▶ Exercise brief
How many lines of these entries include the string "JSON"? State the number alone.

** start of Data section **

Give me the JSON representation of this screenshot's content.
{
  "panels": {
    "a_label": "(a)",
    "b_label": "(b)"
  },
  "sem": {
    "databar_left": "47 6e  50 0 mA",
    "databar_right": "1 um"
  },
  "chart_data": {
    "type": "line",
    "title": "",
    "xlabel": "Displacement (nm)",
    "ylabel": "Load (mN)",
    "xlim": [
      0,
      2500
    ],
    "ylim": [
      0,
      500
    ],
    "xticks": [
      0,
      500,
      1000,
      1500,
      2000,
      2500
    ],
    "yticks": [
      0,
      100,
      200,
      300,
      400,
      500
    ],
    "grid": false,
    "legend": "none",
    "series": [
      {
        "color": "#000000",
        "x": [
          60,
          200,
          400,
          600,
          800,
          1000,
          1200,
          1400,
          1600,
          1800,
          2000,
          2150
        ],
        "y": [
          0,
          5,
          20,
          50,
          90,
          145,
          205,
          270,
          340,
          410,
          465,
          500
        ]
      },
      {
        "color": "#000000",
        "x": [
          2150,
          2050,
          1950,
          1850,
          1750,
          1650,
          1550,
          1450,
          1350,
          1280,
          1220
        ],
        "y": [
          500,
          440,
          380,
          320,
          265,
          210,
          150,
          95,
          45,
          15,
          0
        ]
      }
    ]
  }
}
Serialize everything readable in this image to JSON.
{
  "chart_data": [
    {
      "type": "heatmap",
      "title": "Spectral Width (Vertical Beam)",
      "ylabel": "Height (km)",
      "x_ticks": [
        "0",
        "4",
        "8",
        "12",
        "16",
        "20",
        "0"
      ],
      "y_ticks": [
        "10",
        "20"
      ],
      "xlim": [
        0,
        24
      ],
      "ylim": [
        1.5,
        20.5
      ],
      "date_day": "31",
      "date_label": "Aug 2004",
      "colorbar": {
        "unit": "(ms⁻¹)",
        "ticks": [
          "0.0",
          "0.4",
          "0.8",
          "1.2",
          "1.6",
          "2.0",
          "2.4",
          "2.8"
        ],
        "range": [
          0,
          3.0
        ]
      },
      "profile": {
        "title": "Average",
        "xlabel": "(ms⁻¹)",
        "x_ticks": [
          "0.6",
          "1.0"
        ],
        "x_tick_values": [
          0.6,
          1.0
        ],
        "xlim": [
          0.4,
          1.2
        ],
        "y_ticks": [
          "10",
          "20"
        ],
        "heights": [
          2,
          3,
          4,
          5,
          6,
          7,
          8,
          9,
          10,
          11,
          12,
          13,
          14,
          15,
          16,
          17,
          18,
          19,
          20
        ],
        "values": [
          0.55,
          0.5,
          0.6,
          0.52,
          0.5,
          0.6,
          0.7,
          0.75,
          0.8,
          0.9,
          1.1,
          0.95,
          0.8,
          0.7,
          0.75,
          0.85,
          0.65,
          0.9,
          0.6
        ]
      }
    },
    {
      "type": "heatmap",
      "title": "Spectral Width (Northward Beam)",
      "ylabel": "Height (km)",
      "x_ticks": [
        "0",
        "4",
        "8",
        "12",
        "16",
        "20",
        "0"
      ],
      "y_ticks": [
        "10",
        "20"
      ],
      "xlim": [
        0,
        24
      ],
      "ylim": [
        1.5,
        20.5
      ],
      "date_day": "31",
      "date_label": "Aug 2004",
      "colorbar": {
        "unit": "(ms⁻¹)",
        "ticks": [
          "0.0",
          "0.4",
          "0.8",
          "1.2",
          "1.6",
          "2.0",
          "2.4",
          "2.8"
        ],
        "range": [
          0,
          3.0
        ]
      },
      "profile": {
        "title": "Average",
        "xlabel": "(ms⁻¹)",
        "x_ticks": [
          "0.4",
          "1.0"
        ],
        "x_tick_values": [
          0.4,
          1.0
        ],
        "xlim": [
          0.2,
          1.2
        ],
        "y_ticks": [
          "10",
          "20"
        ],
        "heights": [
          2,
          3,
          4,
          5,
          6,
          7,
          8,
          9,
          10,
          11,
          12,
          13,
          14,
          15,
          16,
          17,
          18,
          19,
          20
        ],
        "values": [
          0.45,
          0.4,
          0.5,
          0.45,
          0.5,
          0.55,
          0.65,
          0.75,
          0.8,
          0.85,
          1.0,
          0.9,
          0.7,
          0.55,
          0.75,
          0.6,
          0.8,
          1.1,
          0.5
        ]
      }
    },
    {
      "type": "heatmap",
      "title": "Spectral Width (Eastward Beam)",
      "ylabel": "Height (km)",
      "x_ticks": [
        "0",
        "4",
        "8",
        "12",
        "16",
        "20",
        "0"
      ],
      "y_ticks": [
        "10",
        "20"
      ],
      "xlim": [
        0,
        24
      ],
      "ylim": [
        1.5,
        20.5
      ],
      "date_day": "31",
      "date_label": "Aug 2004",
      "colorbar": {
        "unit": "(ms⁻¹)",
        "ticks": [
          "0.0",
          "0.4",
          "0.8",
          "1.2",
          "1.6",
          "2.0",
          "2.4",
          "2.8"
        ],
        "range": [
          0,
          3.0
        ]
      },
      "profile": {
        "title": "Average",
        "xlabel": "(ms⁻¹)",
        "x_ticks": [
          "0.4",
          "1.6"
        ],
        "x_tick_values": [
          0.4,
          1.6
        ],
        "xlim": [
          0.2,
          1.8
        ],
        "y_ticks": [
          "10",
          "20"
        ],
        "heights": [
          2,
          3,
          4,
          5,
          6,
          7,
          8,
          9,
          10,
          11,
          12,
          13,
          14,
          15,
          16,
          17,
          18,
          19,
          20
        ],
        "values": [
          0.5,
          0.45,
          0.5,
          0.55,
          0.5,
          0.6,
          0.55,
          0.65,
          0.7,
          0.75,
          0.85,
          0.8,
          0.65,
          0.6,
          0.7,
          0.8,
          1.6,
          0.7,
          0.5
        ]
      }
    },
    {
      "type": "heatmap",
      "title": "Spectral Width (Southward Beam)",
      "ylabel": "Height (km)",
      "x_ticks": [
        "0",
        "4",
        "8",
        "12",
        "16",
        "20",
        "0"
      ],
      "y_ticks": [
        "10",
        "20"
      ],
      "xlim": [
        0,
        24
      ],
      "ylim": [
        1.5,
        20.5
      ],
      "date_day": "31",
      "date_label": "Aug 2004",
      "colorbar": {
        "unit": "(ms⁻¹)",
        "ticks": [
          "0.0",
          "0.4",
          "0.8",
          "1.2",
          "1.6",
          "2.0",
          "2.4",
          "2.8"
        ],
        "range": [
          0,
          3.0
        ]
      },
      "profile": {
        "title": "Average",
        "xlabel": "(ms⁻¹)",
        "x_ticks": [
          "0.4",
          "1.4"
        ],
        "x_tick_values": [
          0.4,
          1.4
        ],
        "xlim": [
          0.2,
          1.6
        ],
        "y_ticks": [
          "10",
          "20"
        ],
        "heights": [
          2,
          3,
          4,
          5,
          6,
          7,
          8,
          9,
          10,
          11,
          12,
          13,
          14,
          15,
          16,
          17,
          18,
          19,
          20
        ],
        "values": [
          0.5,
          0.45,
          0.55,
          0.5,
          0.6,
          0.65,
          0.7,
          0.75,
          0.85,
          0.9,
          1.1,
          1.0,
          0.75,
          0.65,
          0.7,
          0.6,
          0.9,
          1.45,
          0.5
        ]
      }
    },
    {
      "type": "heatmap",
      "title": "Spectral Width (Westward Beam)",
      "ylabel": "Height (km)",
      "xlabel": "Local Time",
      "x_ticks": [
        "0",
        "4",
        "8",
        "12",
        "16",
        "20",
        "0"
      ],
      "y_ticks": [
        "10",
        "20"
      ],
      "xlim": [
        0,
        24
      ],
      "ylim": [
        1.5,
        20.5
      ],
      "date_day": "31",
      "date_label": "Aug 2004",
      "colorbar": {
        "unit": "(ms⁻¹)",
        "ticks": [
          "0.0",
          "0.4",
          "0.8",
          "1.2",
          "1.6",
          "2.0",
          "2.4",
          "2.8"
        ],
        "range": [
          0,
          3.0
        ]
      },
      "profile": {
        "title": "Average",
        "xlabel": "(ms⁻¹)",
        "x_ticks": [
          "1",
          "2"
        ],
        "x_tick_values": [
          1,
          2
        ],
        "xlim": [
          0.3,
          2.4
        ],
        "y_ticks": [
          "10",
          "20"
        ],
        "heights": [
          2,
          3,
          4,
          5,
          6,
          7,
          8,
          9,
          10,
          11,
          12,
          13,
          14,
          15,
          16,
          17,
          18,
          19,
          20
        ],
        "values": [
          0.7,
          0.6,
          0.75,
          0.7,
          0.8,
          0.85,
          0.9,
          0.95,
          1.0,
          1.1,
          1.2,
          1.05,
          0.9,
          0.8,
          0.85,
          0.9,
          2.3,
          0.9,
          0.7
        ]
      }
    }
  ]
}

** end of Data section **

▶ Reply to the task
2